__PROMPT__: Rewrite the rows beginning at the line that contains "Give bounding boxes" and ending after the line that contains "bar-segment-performing-arts[interactable] <box>108 368", replacing "concerts" with "live-music" and leaving everything else the same.

__DATA SECTION__:
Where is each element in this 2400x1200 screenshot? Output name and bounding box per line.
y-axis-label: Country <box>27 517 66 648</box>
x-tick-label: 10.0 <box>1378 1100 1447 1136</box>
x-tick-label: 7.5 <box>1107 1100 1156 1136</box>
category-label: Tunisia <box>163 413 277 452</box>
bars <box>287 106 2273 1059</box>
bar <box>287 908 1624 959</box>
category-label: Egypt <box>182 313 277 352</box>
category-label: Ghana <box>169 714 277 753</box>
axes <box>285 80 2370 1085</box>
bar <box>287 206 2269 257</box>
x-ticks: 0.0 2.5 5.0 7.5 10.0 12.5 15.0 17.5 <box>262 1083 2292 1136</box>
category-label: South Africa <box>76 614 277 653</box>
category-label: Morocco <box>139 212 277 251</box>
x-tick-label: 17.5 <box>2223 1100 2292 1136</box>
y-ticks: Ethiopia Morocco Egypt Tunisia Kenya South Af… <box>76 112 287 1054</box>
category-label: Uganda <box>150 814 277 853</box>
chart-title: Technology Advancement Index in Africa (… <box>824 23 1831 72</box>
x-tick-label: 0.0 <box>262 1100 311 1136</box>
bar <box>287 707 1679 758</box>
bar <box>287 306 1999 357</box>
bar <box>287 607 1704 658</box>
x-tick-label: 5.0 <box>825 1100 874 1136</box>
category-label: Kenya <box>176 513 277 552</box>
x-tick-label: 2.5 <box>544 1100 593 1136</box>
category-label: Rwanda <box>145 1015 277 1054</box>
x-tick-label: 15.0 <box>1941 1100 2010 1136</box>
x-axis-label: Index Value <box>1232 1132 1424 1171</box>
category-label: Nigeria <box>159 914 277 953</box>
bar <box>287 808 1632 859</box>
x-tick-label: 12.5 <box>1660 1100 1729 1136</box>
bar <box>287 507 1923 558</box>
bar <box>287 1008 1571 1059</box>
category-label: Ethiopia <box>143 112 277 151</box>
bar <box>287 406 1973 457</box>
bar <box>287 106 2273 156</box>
---
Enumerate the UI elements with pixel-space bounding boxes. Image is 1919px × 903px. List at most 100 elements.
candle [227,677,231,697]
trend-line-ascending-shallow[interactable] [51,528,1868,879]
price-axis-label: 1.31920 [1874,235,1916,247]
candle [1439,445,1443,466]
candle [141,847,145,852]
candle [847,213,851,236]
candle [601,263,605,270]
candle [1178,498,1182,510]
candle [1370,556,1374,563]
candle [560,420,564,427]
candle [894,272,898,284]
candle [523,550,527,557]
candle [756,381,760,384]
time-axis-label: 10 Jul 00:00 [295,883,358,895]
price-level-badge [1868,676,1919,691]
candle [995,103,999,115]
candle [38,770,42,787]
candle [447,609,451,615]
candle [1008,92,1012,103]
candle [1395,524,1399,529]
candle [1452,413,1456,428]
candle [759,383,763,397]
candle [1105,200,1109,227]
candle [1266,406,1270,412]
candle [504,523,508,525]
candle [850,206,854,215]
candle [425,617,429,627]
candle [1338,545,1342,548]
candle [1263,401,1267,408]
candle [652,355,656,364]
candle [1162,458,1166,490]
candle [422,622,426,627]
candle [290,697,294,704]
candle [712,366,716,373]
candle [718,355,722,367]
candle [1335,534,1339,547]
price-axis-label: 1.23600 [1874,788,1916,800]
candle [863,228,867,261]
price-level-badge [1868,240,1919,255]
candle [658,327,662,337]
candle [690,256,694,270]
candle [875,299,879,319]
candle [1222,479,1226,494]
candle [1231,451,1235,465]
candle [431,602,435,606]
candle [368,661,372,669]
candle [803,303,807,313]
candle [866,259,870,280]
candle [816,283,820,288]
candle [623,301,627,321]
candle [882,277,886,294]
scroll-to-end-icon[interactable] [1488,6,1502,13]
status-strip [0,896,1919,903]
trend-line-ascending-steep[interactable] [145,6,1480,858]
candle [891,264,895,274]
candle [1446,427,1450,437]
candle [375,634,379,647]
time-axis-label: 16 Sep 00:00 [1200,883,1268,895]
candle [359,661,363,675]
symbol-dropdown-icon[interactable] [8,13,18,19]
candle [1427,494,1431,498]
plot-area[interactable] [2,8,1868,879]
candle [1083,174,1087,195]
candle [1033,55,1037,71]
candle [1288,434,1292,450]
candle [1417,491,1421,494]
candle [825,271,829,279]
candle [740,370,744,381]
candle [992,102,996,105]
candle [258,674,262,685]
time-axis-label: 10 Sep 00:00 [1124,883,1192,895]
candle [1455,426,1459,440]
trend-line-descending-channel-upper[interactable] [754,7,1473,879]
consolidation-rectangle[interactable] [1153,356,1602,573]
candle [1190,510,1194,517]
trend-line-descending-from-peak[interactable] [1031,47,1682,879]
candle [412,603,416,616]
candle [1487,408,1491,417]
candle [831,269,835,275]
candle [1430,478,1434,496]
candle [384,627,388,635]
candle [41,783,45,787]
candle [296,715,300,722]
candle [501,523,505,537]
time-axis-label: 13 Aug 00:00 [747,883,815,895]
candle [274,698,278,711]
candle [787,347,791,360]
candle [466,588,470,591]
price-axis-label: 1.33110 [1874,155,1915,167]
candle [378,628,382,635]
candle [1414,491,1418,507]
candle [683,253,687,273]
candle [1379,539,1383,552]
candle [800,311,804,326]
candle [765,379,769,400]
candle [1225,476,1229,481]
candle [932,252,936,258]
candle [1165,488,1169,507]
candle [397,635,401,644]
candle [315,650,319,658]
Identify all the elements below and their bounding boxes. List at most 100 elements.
---
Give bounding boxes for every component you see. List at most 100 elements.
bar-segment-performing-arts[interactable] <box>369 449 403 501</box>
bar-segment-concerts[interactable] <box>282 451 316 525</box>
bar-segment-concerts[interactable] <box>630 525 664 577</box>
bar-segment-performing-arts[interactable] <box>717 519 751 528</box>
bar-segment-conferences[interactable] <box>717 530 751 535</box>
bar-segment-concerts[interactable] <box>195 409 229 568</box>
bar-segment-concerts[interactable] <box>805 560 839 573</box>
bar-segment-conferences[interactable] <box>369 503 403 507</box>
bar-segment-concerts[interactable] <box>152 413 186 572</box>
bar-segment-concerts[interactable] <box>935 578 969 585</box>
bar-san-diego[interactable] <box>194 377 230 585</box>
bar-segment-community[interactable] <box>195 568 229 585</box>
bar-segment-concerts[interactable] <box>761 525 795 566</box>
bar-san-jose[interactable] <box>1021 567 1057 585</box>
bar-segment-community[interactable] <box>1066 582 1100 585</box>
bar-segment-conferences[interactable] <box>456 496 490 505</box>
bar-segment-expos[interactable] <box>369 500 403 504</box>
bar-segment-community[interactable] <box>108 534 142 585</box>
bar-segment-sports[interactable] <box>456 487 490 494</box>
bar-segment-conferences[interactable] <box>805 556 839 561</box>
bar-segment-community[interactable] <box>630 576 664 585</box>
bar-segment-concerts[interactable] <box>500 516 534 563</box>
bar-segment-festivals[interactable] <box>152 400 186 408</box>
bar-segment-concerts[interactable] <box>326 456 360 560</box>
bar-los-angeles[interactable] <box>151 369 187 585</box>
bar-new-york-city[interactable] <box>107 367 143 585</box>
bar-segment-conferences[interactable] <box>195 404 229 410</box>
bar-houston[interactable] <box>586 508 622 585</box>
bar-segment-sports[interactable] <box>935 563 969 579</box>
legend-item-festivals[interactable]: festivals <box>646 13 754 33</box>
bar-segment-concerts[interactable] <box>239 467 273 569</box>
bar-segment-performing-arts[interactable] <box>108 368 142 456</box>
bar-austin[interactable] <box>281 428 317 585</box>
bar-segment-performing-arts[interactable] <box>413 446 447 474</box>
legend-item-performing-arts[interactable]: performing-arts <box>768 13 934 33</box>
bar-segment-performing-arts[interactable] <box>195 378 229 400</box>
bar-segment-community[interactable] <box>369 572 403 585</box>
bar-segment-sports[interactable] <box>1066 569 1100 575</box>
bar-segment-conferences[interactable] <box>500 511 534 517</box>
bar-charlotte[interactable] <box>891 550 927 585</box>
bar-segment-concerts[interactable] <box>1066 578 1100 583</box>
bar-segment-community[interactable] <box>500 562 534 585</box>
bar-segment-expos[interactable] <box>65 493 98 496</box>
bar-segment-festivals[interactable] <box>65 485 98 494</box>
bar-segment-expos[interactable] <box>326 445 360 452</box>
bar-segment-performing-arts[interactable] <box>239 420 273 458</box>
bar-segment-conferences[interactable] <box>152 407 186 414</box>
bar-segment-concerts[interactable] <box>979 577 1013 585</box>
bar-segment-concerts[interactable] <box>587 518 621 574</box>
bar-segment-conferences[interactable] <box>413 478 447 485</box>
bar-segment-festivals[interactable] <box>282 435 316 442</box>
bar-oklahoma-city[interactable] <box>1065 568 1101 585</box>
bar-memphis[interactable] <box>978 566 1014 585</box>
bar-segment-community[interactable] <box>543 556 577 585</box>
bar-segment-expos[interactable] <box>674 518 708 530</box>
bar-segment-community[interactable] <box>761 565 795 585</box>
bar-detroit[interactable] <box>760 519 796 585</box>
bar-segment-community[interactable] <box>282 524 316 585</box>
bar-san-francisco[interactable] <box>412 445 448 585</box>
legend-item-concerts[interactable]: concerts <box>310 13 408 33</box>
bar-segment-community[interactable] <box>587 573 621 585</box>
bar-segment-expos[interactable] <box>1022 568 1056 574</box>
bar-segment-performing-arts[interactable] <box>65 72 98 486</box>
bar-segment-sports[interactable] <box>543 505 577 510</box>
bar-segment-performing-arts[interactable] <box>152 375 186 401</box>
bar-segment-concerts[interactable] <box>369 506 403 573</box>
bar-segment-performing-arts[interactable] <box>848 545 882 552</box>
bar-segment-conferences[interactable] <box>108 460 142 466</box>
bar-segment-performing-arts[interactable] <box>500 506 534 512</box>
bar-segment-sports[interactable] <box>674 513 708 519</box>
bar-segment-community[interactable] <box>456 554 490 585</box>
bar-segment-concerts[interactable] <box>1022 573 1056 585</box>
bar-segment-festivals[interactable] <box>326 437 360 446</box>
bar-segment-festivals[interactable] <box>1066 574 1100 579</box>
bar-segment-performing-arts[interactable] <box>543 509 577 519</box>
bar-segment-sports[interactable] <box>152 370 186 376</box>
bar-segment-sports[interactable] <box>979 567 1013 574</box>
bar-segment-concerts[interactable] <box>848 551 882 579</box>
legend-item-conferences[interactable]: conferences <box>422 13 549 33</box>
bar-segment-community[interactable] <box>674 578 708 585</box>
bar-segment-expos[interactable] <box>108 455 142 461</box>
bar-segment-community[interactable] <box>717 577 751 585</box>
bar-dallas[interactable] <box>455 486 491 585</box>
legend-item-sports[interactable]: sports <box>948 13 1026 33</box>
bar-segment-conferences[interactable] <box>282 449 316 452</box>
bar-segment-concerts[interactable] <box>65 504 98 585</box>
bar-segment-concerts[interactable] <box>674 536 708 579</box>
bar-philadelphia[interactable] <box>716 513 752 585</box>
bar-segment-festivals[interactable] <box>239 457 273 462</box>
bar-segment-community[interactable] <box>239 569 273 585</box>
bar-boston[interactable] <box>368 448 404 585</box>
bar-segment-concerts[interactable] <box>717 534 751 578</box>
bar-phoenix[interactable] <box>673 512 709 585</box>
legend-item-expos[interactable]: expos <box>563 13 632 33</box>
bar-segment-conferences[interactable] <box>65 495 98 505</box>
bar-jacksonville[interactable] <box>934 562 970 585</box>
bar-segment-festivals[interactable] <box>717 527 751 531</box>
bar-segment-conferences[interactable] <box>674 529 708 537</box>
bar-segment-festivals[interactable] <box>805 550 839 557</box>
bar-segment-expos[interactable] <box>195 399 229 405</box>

__EXERCISE OUTPUT__:
Give bounding boxes for every component you see. List at most 100 elements.
bar-segment-performing-arts[interactable] <box>369 449 403 501</box>
bar-segment-live-music[interactable] <box>282 451 316 525</box>
bar-segment-live-music[interactable] <box>630 525 664 577</box>
bar-segment-performing-arts[interactable] <box>717 519 751 528</box>
bar-segment-conferences[interactable] <box>717 530 751 535</box>
bar-segment-live-music[interactable] <box>195 409 229 568</box>
bar-segment-live-music[interactable] <box>805 560 839 573</box>
bar-segment-conferences[interactable] <box>369 503 403 507</box>
bar-segment-live-music[interactable] <box>152 413 186 572</box>
bar-segment-live-music[interactable] <box>935 578 969 585</box>
bar-san-diego[interactable] <box>194 377 230 585</box>
bar-segment-community[interactable] <box>195 568 229 585</box>
bar-segment-live-music[interactable] <box>761 525 795 566</box>
bar-san-jose[interactable] <box>1021 567 1057 585</box>
bar-segment-community[interactable] <box>1066 582 1100 585</box>
bar-segment-conferences[interactable] <box>456 496 490 505</box>
bar-segment-expos[interactable] <box>369 500 403 504</box>
bar-segment-community[interactable] <box>108 534 142 585</box>
bar-segment-sports[interactable] <box>456 487 490 494</box>
bar-segment-conferences[interactable] <box>805 556 839 561</box>
bar-segment-community[interactable] <box>630 576 664 585</box>
bar-segment-live-music[interactable] <box>500 516 534 563</box>
bar-segment-festivals[interactable] <box>152 400 186 408</box>
bar-segment-live-music[interactable] <box>326 456 360 560</box>
bar-los-angeles[interactable] <box>151 369 187 585</box>
bar-new-york-city[interactable] <box>107 367 143 585</box>
bar-segment-conferences[interactable] <box>195 404 229 410</box>
bar-houston[interactable] <box>586 508 622 585</box>
bar-segment-sports[interactable] <box>935 563 969 579</box>
legend-item-festivals[interactable]: festivals <box>646 13 754 33</box>
bar-segment-live-music[interactable] <box>239 467 273 569</box>
bar-segment-performing-arts[interactable] <box>108 368 142 456</box>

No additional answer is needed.